WHAT THIS TASK INVOLVES: Retype the material word for word.

Saved data entries:
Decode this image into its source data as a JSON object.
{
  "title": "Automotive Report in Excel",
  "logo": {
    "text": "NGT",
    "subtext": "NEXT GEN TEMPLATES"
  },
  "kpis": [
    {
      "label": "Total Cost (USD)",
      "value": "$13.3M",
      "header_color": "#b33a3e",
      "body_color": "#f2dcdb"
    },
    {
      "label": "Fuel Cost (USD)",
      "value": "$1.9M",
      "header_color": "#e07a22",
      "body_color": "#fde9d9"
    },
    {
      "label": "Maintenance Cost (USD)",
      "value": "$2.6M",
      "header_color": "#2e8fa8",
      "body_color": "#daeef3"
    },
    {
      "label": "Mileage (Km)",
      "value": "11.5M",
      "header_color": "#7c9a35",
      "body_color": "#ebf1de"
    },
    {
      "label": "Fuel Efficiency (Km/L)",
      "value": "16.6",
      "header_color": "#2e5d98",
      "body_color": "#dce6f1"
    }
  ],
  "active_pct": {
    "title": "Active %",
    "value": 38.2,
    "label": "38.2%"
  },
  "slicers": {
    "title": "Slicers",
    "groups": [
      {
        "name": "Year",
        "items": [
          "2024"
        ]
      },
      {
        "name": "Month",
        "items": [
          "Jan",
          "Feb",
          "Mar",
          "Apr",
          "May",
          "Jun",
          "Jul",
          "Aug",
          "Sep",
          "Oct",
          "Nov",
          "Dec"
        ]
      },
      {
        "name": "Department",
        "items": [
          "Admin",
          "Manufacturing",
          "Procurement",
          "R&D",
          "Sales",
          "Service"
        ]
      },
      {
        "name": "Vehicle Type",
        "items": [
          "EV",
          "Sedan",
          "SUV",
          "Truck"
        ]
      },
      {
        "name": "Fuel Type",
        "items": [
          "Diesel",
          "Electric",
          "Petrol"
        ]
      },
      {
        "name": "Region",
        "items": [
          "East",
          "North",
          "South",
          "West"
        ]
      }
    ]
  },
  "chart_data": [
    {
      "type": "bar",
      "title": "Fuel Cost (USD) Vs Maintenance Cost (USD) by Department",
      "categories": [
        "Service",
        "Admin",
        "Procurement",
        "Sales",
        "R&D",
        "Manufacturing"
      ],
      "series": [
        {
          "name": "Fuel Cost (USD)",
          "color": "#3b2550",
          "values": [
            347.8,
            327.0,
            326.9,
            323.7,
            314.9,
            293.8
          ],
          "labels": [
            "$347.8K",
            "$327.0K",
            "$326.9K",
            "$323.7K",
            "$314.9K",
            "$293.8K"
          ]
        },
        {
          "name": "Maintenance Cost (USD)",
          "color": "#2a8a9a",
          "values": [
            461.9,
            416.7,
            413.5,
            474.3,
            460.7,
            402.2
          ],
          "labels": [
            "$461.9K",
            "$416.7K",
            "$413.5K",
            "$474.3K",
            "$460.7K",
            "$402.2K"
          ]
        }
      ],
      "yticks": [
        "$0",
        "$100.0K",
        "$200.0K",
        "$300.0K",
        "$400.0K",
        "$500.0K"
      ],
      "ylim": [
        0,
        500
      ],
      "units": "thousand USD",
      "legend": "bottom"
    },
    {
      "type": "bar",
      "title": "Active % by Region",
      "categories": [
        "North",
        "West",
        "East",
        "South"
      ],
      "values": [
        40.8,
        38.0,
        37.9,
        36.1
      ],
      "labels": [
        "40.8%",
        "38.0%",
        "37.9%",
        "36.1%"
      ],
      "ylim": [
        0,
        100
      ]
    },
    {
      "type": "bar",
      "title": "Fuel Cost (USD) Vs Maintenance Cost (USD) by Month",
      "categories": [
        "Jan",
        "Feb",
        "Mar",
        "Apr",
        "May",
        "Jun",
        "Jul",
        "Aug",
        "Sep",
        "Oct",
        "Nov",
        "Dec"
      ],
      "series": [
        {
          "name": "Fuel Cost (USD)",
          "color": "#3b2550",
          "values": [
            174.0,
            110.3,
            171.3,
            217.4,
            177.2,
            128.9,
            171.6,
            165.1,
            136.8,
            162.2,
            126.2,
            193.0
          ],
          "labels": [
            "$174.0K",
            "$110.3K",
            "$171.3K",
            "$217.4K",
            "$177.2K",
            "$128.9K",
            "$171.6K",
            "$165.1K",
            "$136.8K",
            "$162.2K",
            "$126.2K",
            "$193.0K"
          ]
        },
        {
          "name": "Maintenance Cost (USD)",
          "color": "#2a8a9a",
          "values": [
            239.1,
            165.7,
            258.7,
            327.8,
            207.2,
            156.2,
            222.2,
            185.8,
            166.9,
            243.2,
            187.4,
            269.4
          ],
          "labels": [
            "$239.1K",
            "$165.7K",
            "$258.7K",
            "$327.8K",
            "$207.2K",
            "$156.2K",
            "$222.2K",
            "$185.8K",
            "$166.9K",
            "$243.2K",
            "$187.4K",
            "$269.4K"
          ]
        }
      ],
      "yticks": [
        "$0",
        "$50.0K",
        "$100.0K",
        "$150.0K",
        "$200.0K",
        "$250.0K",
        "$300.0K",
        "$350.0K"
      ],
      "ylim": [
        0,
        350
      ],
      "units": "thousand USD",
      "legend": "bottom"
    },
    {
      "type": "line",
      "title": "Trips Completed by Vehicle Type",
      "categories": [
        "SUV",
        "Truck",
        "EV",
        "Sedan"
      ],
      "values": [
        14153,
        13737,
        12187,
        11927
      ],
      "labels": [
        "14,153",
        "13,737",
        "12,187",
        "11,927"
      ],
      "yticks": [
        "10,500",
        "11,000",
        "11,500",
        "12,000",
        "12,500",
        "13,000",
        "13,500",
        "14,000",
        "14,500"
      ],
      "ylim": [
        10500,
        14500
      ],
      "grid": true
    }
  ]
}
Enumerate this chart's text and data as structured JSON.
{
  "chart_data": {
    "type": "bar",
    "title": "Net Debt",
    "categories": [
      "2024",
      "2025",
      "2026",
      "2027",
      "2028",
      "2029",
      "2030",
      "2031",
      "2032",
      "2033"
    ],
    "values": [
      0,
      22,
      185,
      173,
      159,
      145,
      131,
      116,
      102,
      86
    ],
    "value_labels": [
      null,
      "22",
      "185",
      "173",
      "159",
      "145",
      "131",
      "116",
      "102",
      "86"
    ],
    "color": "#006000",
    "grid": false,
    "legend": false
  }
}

TASK RESPONSE:
Decode this image into its source data as a JSON object.
{
  "title": "Automotive Report in Excel",
  "logo": {
    "text": "NGT",
    "subtext": "NEXT GEN TEMPLATES"
  },
  "kpis": [
    {
      "label": "Total Cost (USD)",
      "value": "$13.3M",
      "header_color": "#b33a3e",
      "body_color": "#f2dcdb"
    },
    {
      "label": "Fuel Cost (USD)",
      "value": "$1.9M",
      "header_color": "#e07a22",
      "body_color": "#fde9d9"
    },
    {
      "label": "Maintenance Cost (USD)",
      "value": "$2.6M",
      "header_color": "#2e8fa8",
      "body_color": "#daeef3"
    },
    {
      "label": "Mileage (Km)",
      "value": "11.5M",
      "header_color": "#7c9a35",
      "body_color": "#ebf1de"
    },
    {
      "label": "Fuel Efficiency (Km/L)",
      "value": "16.6",
      "header_color": "#2e5d98",
      "body_color": "#dce6f1"
    }
  ],
  "active_pct": {
    "title": "Active %",
    "value": 38.2,
    "label": "38.2%"
  },
  "slicers": {
    "title": "Slicers",
    "groups": [
      {
        "name": "Year",
        "items": [
          "2024"
        ]
      },
      {
        "name": "Month",
        "items": [
          "Jan",
          "Feb",
          "Mar",
          "Apr",
          "May",
          "Jun",
          "Jul",
          "Aug",
          "Sep",
          "Oct",
          "Nov",
          "Dec"
        ]
      },
      {
        "name": "Department",
        "items": [
          "Admin",
          "Manufacturing",
          "Procurement",
          "R&D",
          "Sales",
          "Service"
        ]
      },
      {
        "name": "Vehicle Type",
        "items": [
          "EV",
          "Sedan",
          "SUV",
          "Truck"
        ]
      },
      {
        "name": "Fuel Type",
        "items": [
          "Diesel",
          "Electric",
          "Petrol"
        ]
      },
      {
        "name": "Region",
        "items": [
          "East",
          "North",
          "South",
          "West"
        ]
      }
    ]
  },
  "chart_data": [
    {
      "type": "bar",
      "title": "Fuel Cost (USD) Vs Maintenance Cost (USD) by Department",
      "categories": [
        "Service",
        "Admin",
        "Procurement",
        "Sales",
        "R&D",
        "Manufacturing"
      ],
      "series": [
        {
          "name": "Fuel Cost (USD)",
          "color": "#3b2550",
          "values": [
            347.8,
            327.0,
            326.9,
            323.7,
            314.9,
            293.8
          ],
          "labels": [
            "$347.8K",
            "$327.0K",
            "$326.9K",
            "$323.7K",
            "$314.9K",
            "$293.8K"
          ]
        },
        {
          "name": "Maintenance Cost (USD)",
          "color": "#2a8a9a",
          "values": [
            461.9,
            416.7,
            413.5,
            474.3,
            460.7,
            402.2
          ],
          "labels": [
            "$461.9K",
            "$416.7K",
            "$413.5K",
            "$474.3K",
            "$460.7K",
            "$402.2K"
          ]
        }
      ],
      "yticks": [
        "$0",
        "$100.0K",
        "$200.0K",
        "$300.0K",
        "$400.0K",
        "$500.0K"
      ],
      "ylim": [
        0,
        500
      ],
      "units": "thousand USD",
      "legend": "bottom"
    },
    {
      "type": "bar",
      "title": "Active % by Region",
      "categories": [
        "North",
        "West",
        "East",
        "South"
      ],
      "values": [
        40.8,
        38.0,
        37.9,
        36.1
      ],
      "labels": [
        "40.8%",
        "38.0%",
        "37.9%",
        "36.1%"
      ],
      "ylim": [
        0,
        100
      ]
    },
    {
      "type": "bar",
      "title": "Fuel Cost (USD) Vs Maintenance Cost (USD) by Month",
      "categories": [
        "Jan",
        "Feb",
        "Mar",
        "Apr",
        "May",
        "Jun",
        "Jul",
        "Aug",
        "Sep",
        "Oct",
        "Nov",
        "Dec"
      ],
      "series": [
        {
          "name": "Fuel Cost (USD)",
          "color": "#3b2550",
          "values": [
            174.0,
            110.3,
            171.3,
            217.4,
            177.2,
            128.9,
            171.6,
            165.1,
            136.8,
            162.2,
            126.2,
            193.0
          ],
          "labels": [
            "$174.0K",
            "$110.3K",
            "$171.3K",
            "$217.4K",
            "$177.2K",
            "$128.9K",
            "$171.6K",
            "$165.1K",
            "$136.8K",
            "$162.2K",
            "$126.2K",
            "$193.0K"
          ]
        },
        {
          "name": "Maintenance Cost (USD)",
          "color": "#2a8a9a",
          "values": [
            239.1,
            165.7,
            258.7,
            327.8,
            207.2,
            156.2,
            222.2,
            185.8,
            166.9,
            243.2,
            187.4,
            269.4
          ],
          "labels": [
            "$239.1K",
            "$165.7K",
            "$258.7K",
            "$327.8K",
            "$207.2K",
            "$156.2K",
            "$222.2K",
            "$185.8K",
            "$166.9K",
            "$243.2K",
            "$187.4K",
            "$269.4K"
          ]
        }
      ],
      "yticks": [
        "$0",
        "$50.0K",
        "$100.0K",
        "$150.0K",
        "$200.0K",
        "$250.0K",
        "$300.0K",
        "$350.0K"
      ],
      "ylim": [
        0,
        350
      ],
      "units": "thousand USD",
      "legend": "bottom"
    },
    {
      "type": "line",
      "title": "Trips Completed by Vehicle Type",
      "categories": [
        "SUV",
        "Truck",
        "EV",
        "Sedan"
      ],
      "values": [
        14153,
        13737,
        12187,
        11927
      ],
      "labels": [
        "14,153",
        "13,737",
        "12,187",
        "11,927"
      ],
      "yticks": [
        "10,500",
        "11,000",
        "11,500",
        "12,000",
        "12,500",
        "13,000",
        "13,500",
        "14,000",
        "14,500"
      ],
      "ylim": [
        10500,
        14500
      ],
      "grid": true
    }
  ]
}
Enumerate this chart's text and data as structured JSON.
{
  "chart_data": {
    "type": "bar",
    "title": "Net Debt",
    "categories": [
      "2024",
      "2025",
      "2026",
      "2027",
      "2028",
      "2029",
      "2030",
      "2031",
      "2032",
      "2033"
    ],
    "values": [
      0,
      22,
      185,
      173,
      159,
      145,
      131,
      116,
      102,
      86
    ],
    "value_labels": [
      null,
      "22",
      "185",
      "173",
      "159",
      "145",
      "131",
      "116",
      "102",
      "86"
    ],
    "color": "#006000",
    "grid": false,
    "legend": false
  }
}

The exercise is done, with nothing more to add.